## THE INPUT
***

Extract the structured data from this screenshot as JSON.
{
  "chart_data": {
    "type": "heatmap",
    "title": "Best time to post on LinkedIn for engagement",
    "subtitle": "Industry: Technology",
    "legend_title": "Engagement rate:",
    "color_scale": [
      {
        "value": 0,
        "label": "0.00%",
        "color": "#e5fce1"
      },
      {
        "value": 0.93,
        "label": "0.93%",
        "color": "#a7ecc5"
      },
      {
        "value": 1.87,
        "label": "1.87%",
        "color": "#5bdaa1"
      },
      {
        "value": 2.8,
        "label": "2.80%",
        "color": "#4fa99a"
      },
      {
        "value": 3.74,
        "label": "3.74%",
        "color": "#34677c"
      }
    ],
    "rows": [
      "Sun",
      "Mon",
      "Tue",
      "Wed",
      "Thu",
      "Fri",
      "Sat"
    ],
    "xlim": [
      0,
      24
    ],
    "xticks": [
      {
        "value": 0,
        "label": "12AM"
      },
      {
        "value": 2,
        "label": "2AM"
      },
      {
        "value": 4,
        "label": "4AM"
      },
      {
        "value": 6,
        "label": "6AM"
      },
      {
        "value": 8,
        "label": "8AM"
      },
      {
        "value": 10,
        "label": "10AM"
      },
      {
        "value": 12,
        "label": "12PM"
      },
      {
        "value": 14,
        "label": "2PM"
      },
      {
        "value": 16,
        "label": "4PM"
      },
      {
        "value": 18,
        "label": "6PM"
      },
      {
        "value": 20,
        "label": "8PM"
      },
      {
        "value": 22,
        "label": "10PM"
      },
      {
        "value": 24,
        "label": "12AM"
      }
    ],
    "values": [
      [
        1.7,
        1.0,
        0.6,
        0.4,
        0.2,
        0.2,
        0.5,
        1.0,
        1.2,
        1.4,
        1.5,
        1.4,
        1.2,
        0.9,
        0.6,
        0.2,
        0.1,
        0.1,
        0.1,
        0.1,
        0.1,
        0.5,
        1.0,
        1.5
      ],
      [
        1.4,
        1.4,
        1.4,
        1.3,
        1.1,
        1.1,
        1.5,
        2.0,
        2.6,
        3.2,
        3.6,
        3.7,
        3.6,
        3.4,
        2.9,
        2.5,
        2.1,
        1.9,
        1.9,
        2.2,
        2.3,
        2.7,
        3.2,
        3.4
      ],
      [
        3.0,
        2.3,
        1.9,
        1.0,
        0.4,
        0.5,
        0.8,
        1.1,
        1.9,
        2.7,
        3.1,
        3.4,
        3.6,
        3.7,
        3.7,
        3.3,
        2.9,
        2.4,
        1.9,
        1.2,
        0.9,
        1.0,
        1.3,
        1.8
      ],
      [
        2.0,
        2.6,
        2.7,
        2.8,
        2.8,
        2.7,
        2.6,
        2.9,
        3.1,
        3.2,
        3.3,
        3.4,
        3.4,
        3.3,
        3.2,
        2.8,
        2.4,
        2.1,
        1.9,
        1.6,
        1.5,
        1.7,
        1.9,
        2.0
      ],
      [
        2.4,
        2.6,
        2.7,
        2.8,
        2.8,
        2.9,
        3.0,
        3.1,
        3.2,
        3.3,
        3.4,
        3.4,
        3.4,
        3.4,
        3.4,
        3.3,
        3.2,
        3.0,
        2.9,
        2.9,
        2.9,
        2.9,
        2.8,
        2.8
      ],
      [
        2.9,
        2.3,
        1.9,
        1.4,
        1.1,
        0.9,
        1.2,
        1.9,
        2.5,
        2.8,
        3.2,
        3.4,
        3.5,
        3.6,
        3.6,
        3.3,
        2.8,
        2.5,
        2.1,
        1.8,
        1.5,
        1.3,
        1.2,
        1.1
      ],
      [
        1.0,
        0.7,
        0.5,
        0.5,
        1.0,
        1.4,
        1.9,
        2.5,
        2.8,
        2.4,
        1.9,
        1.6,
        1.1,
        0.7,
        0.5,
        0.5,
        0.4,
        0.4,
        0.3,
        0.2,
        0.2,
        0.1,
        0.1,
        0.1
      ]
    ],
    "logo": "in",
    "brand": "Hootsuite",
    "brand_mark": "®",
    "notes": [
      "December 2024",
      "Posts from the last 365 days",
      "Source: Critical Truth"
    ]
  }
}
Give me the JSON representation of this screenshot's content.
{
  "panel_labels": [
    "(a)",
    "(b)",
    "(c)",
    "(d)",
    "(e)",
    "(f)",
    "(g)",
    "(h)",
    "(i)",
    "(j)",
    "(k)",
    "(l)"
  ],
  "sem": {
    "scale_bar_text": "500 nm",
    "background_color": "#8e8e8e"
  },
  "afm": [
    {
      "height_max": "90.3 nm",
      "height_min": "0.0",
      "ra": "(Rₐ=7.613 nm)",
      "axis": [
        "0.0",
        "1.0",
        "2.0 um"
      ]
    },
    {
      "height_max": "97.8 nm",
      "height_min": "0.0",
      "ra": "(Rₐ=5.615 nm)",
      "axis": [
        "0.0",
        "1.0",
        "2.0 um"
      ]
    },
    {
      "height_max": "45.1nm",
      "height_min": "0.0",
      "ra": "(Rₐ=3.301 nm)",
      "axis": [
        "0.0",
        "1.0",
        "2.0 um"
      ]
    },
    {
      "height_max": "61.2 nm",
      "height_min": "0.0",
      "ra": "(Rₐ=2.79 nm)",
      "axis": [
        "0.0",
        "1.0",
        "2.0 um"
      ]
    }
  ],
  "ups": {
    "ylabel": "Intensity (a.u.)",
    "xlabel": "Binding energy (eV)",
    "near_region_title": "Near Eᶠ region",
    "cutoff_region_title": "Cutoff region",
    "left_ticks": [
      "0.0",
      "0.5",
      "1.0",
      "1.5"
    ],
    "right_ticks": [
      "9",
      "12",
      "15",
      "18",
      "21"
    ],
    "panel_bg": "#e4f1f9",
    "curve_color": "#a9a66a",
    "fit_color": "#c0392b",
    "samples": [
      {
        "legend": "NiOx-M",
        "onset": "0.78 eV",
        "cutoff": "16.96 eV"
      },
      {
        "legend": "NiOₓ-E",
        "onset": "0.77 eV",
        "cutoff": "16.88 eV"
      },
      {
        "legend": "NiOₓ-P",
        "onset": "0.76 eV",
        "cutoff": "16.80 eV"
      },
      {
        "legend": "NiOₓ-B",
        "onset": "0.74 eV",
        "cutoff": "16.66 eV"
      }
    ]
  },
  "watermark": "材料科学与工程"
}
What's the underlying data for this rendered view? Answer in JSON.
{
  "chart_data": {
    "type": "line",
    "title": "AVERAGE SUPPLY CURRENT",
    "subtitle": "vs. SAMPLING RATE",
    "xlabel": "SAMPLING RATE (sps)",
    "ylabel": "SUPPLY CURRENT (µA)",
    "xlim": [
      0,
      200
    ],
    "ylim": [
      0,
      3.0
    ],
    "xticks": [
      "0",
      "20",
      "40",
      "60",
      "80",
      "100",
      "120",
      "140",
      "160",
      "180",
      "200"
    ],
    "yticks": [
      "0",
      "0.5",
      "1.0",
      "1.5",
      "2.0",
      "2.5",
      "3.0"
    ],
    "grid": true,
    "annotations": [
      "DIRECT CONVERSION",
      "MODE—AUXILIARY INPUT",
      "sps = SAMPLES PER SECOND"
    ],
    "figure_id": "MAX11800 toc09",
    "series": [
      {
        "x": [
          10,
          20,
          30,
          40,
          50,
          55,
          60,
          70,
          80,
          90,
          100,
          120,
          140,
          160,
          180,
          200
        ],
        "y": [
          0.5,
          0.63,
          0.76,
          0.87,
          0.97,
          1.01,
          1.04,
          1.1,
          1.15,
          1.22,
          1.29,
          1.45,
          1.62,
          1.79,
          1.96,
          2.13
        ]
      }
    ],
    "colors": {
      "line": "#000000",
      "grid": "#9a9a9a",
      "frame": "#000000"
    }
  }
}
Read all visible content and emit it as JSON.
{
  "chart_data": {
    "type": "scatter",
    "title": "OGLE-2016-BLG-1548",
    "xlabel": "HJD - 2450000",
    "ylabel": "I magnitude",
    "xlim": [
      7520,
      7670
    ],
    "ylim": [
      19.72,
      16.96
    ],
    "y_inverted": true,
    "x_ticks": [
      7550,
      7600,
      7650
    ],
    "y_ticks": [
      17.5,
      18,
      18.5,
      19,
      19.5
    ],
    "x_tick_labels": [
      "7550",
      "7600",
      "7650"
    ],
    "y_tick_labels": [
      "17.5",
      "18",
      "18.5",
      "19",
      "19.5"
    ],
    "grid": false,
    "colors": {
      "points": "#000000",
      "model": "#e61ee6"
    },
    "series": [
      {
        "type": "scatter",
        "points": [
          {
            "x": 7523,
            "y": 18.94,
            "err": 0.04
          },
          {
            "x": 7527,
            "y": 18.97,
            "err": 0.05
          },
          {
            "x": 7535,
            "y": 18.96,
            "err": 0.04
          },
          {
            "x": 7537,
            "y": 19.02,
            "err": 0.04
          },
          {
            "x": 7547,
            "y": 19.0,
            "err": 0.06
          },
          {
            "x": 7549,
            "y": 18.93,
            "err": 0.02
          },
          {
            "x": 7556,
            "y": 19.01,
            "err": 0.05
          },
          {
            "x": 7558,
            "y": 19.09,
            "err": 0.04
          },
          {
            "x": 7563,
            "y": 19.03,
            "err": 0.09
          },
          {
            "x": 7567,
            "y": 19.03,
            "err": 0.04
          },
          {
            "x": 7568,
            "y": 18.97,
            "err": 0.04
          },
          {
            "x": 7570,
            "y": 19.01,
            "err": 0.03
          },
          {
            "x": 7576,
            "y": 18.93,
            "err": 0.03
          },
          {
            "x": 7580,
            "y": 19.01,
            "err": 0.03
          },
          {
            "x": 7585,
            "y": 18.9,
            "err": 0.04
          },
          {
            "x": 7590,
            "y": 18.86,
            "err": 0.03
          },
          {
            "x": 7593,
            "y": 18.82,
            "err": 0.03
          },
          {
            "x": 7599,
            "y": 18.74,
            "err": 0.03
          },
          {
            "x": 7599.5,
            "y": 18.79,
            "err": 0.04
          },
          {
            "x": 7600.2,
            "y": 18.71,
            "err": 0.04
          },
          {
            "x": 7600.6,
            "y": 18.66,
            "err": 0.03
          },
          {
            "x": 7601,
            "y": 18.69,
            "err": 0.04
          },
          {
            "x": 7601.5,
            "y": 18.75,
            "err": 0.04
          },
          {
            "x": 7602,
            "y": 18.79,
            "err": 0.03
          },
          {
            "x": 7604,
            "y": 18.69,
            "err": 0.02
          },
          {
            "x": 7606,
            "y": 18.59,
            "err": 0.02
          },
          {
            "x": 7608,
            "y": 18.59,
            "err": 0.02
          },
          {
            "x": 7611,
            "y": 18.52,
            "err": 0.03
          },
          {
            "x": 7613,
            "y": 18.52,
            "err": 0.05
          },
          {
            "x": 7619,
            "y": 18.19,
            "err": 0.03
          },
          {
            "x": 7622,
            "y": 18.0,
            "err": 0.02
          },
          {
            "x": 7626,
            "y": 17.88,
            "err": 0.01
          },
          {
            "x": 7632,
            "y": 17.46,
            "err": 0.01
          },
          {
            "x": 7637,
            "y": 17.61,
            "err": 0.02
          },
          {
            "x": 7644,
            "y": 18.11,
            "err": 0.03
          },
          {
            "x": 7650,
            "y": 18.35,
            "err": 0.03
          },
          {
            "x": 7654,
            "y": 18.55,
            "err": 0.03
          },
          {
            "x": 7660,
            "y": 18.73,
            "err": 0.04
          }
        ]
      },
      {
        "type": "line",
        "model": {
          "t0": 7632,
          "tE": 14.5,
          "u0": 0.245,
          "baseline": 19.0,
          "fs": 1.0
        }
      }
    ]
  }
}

***

## EXERCISE DIRECTIONS
Find each line holding the string "SAMPLING" and copy it out.

## OUTPUT OF THE TASK
    "subtitle": "vs. SAMPLING RATE",
    "xlabel": "SAMPLING RATE (sps)",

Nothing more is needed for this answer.